■ **Goal**
Repeat each entry as written and leave the images out of the copy.

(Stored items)
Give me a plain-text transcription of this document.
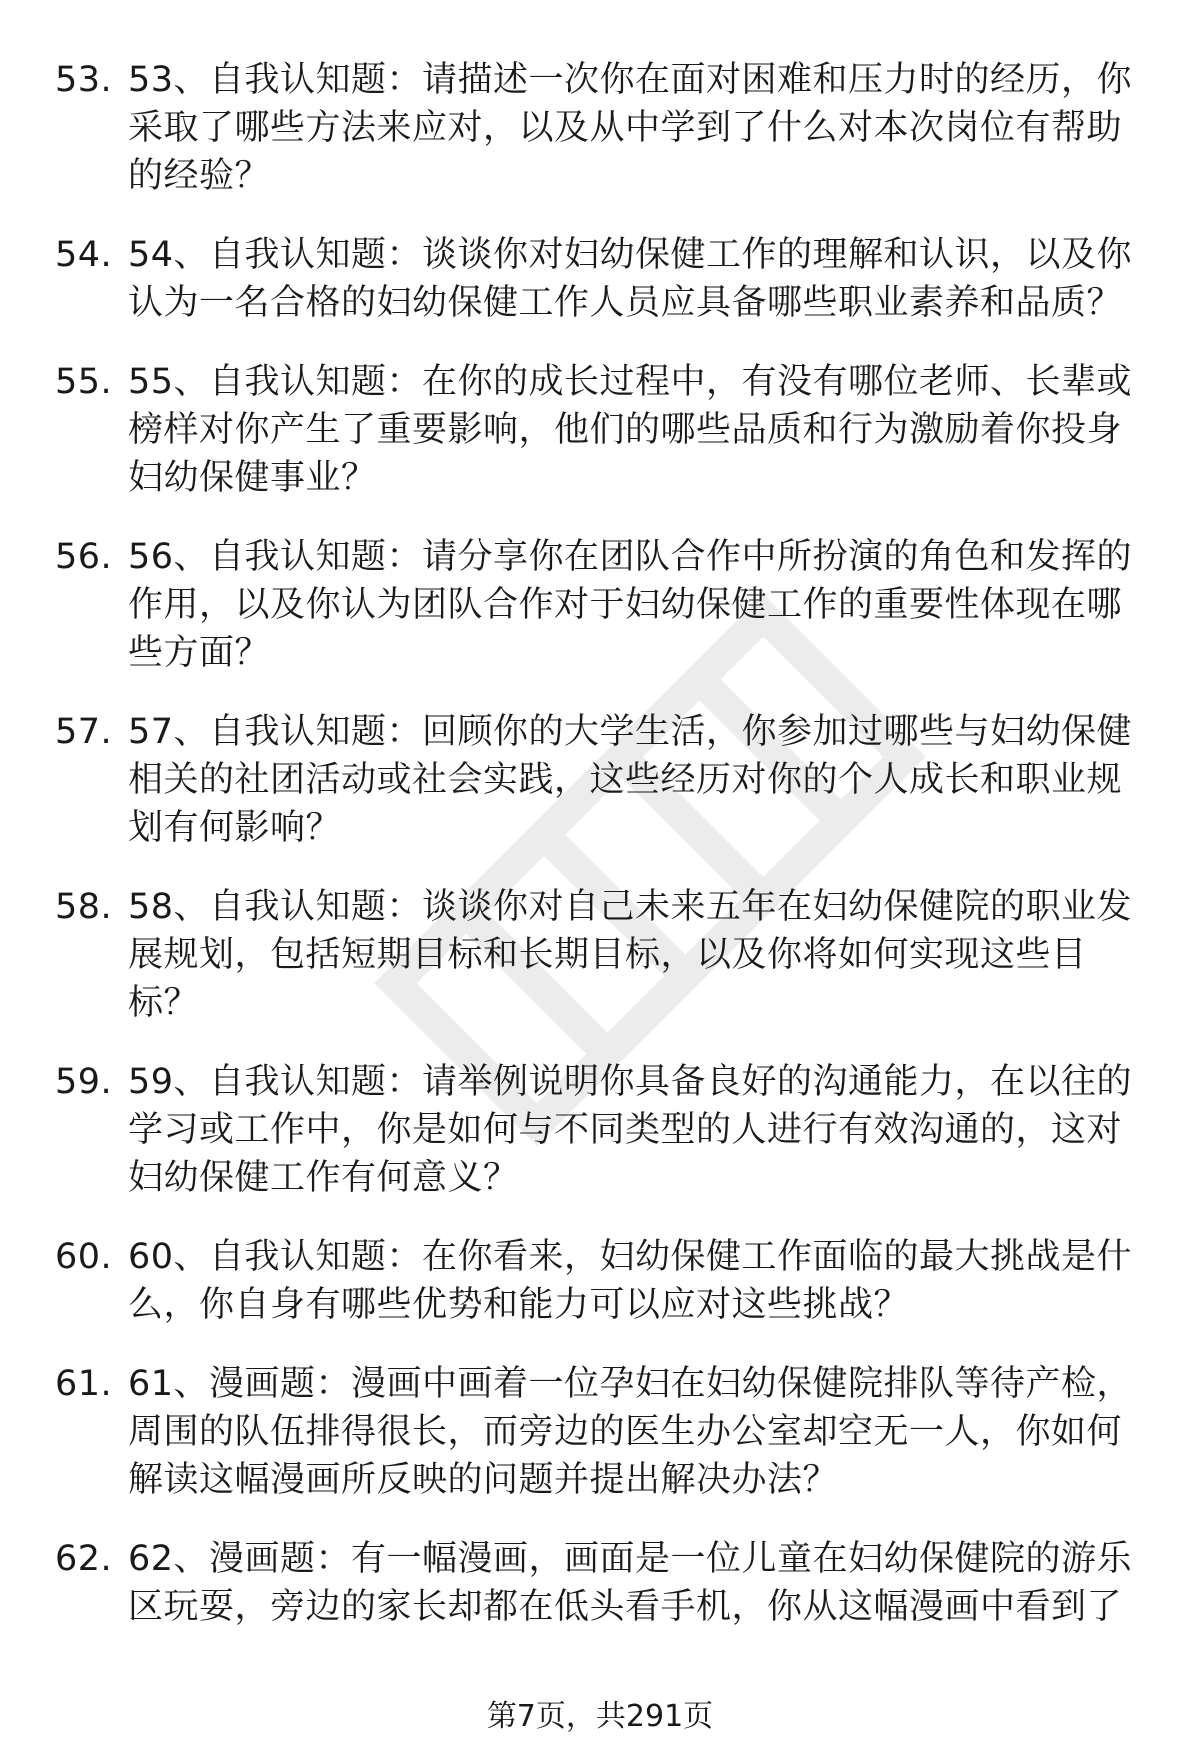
53. 53、自我认知题：请描述一次你在面对困难和压力时的经历，你采取了哪些方法来应对，以及从中学到了什么对本次岗位有帮助的经验？
54. 54、自我认知题：谈谈你对妇幼保健工作的理解和认识，以及你认为一名合格的妇幼保健工作人员应具备哪些职业素养和品质？
55. 55、自我认知题：在你的成长过程中，有没有哪位老师、长辈或榜样对你产生了重要影响，他们的哪些品质和行为激励着你投身妇幼保健事业？
56. 56、自我认知题：请分享你在团队合作中所扮演的角色和发挥的作用，以及你认为团队合作对于妇幼保健工作的重要性体现在哪些方面？
57. 57、自我认知题：回顾你的大学生活，你参加过哪些与妇幼保健相关的社团活动或社会实践，这些经历对你的个人成长和职业规划有何影响？
58. 58、自我认知题：谈谈你对自己未来五年在妇幼保健院的职业发展规划，包括短期目标和长期目标，以及你将如何实现这些目标？
59. 59、自我认知题：请举例说明你具备良好的沟通能力，在以往的学习或工作中，你是如何与不同类型的人进行有效沟通的，这对妇幼保健工作有何意义？
60. 60、自我认知题：在你看来，妇幼保健工作面临的最大挑战是什么，你自身有哪些优势和能力可以应对这些挑战？
61. 61、漫画题：漫画中画着一位孕妇在妇幼保健院排队等待产检，周围的队伍排得很长，而旁边的医生办公室却空无一人，你如何解读这幅漫画所反映的问题并提出解决办法？
62. 62、漫画题：有一幅漫画，画面是一位儿童在妇幼保健院的游乐区玩耍，旁边的家长却都在低头看手机，你从这幅漫画中看到了
第7页，共291页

■ **Complete response**
Give me a plain-text transcription of this document.
53. 53、自我认知题：请描述一次你在面对困难和压力时的经历，你采取了哪些方法来应对，以及从中学到了什么对本次岗位有帮助的经验？
54. 54、自我认知题：谈谈你对妇幼保健工作的理解和认识，以及你认为一名合格的妇幼保健工作人员应具备哪些职业素养和品质？
55. 55、自我认知题：在你的成长过程中，有没有哪位老师、长辈或榜样对你产生了重要影响，他们的哪些品质和行为激励着你投身妇幼保健事业？
56. 56、自我认知题：请分享你在团队合作中所扮演的角色和发挥的作用，以及你认为团队合作对于妇幼保健工作的重要性体现在哪些方面？
57. 57、自我认知题：回顾你的大学生活，你参加过哪些与妇幼保健相关的社团活动或社会实践，这些经历对你的个人成长和职业规划有何影响？
58. 58、自我认知题：谈谈你对自己未来五年在妇幼保健院的职业发展规划，包括短期目标和长期目标，以及你将如何实现这些目标？
59. 59、自我认知题：请举例说明你具备良好的沟通能力，在以往的学习或工作中，你是如何与不同类型的人进行有效沟通的，这对妇幼保健工作有何意义？
60. 60、自我认知题：在你看来，妇幼保健工作面临的最大挑战是什么，你自身有哪些优势和能力可以应对这些挑战？
61. 61、漫画题：漫画中画着一位孕妇在妇幼保健院排队等待产检，周围的队伍排得很长，而旁边的医生办公室却空无一人，你如何解读这幅漫画所反映的问题并提出解决办法？
62. 62、漫画题：有一幅漫画，画面是一位儿童在妇幼保健院的游乐区玩耍，旁边的家长却都在低头看手机，你从这幅漫画中看到了
第7页，共291页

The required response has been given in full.